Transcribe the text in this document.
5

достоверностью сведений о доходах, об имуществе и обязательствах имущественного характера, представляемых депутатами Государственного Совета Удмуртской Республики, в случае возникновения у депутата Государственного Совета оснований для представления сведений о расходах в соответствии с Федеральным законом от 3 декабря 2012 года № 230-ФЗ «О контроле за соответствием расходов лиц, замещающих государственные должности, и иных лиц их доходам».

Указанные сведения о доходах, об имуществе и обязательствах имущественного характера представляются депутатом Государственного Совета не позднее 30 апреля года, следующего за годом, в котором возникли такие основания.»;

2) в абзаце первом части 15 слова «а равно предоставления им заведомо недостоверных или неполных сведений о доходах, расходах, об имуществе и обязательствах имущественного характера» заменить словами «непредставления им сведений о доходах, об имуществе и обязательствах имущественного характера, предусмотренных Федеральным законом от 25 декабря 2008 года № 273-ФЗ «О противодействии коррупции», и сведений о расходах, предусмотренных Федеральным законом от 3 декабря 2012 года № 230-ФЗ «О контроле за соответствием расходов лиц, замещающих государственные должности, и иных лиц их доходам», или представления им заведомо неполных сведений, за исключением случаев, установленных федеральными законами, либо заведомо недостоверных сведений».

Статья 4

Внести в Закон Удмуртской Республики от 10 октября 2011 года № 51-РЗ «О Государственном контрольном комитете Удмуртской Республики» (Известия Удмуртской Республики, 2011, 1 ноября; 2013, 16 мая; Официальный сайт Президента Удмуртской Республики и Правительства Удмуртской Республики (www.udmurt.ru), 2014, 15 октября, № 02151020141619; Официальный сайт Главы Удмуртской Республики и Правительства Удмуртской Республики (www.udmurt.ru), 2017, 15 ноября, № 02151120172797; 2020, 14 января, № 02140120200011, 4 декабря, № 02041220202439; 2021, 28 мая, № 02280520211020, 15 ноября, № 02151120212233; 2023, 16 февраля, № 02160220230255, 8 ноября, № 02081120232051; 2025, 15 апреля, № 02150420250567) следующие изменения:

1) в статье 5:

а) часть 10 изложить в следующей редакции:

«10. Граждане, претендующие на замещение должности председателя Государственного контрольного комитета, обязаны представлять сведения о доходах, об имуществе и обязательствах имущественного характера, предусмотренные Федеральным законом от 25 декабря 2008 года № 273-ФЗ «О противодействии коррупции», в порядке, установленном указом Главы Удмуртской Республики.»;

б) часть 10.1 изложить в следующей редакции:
===============
# What is expected
List all lines holding the string "коррупции".

# Response to this task
2) в абзаце первом части 15 слова «а равно предоставления им заведомо недостоверных или неполных сведений о доходах, расходах, об имуществе и обязательствах имущественного характера» заменить словами «непредставления им сведений о доходах, об имуществе и обязательствах имущественного характера, предусмотренных Федеральным законом от 25 декабря 2008 года № 273-ФЗ «О противодействии коррупции», и сведений о расходах, предусмотренных Федеральным законом от 3 декабря 2012 года № 230-ФЗ «О контроле за соответствием расходов лиц, замещающих государственные должности, и иных лиц их доходам», или представления им заведомо неполных сведений, за исключением случаев, установленных федеральными законами, либо заведомо недостоверных сведений».
«10. Граждане, претендующие на замещение должности председателя Государственного контрольного комитета, обязаны представлять сведения о доходах, об имуществе и обязательствах имущественного характера, предусмотренные Федеральным законом от 25 декабря 2008 года № 273-ФЗ «О противодействии коррупции», в порядке, установленном указом Главы Удмуртской Республики.»;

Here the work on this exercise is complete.